Written instruction:
Pull out every line in the data that has the string "enough" in it.

Items from a dataset:

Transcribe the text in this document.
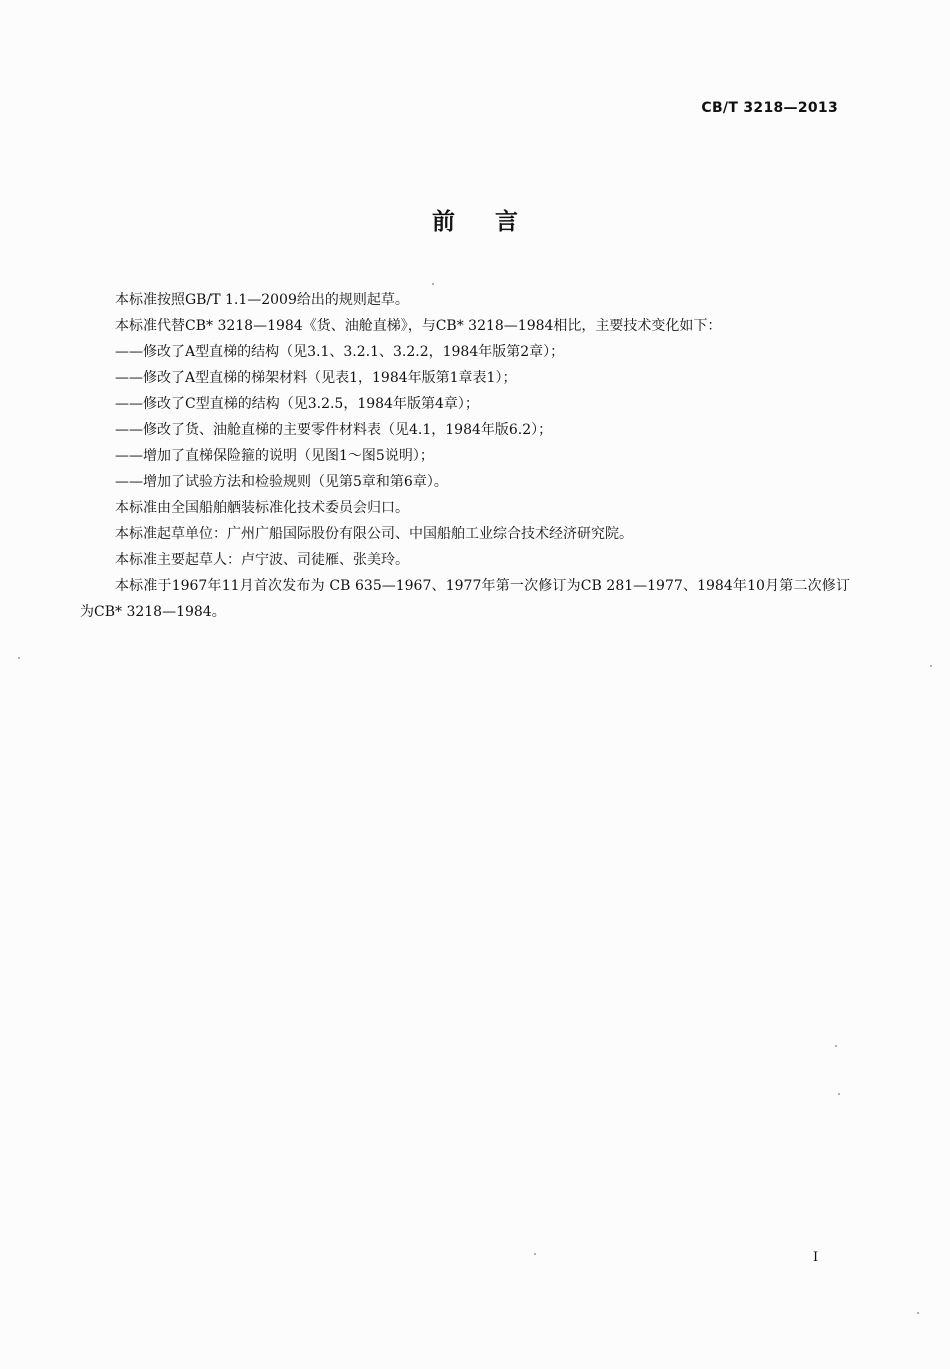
CB/T 3218—2013
前言

本标准按照GB/T 1.1—2009给出的规则起草。

本标准代替CB* 3218—1984《货、油舱直梯》，与CB* 3218—1984相比，主要技术变化如下：

——修改了A型直梯的结构（见3.1、3.2.1、3.2.2，1984年版第2章）；

——修改了A型直梯的梯架材料（见表1，1984年版第1章表1）；

——修改了C型直梯的结构（见3.2.5，1984年版第4章）；

——修改了货、油舱直梯的主要零件材料表（见4.1，1984年版6.2）；

——增加了直梯保险箍的说明（见图1～图5说明）；

——增加了试验方法和检验规则（见第5章和第6章）。

本标准由全国船舶舾装标准化技术委员会归口。

本标准起草单位：广州广船国际股份有限公司、中国船舶工业综合技术经济研究院。

本标准主要起草人：卢宁波、司徒雁、张美玲。

本标准于1967年11月首次发布为 CB 635—1967、1977年第一次修订为CB 281—1977、1984年10月第二次修订为CB* 3218—1984。

I
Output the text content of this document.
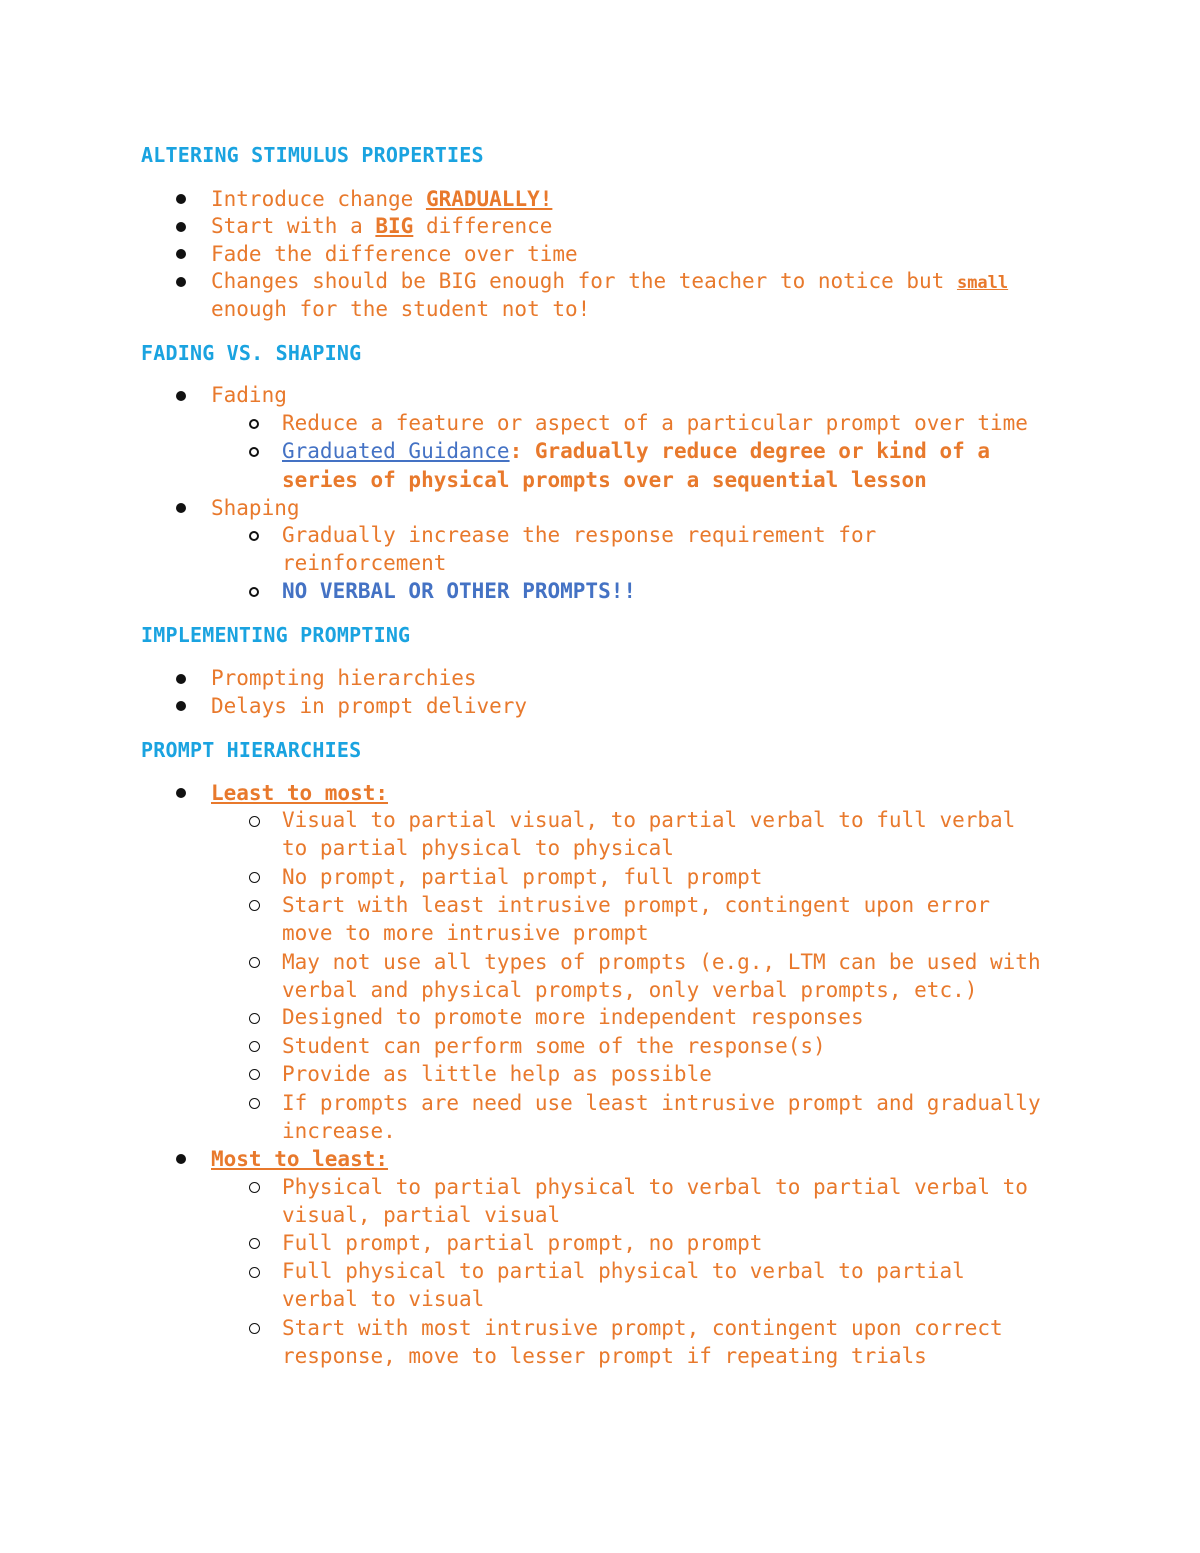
ALTERING STIMULUS PROPERTIES
Introduce change GRADUALLY!
Start with a BIG difference
Fade the difference over time
Changes should be BIG enough for the teacher to notice but small
enough for the student not to!
FADING VS. SHAPING
Fading
Reduce a feature or aspect of a particular prompt over time
Graduated Guidance: Gradually reduce degree or kind of a
series of physical prompts over a sequential lesson
Shaping
Gradually increase the response requirement for
reinforcement
NO VERBAL OR OTHER PROMPTS!!
IMPLEMENTING PROMPTING
Prompting hierarchies
Delays in prompt delivery
PROMPT HIERARCHIES
Least to most:
Visual to partial visual, to partial verbal to full verbal
to partial physical to physical
No prompt, partial prompt, full prompt
Start with least intrusive prompt, contingent upon error
move to more intrusive prompt
May not use all types of prompts (e.g., LTM can be used with
verbal and physical prompts, only verbal prompts, etc.)
Designed to promote more independent responses
Student can perform some of the response(s)
Provide as little help as possible
If prompts are need use least intrusive prompt and gradually
increase.
Most to least:
Physical to partial physical to verbal to partial verbal to
visual, partial visual
Full prompt, partial prompt, no prompt
Full physical to partial physical to verbal to partial
verbal to visual
Start with most intrusive prompt, contingent upon correct
response, move to lesser prompt if repeating trials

Response:
Changes should be BIG enough for the teacher to notice but small
enough for the student not to!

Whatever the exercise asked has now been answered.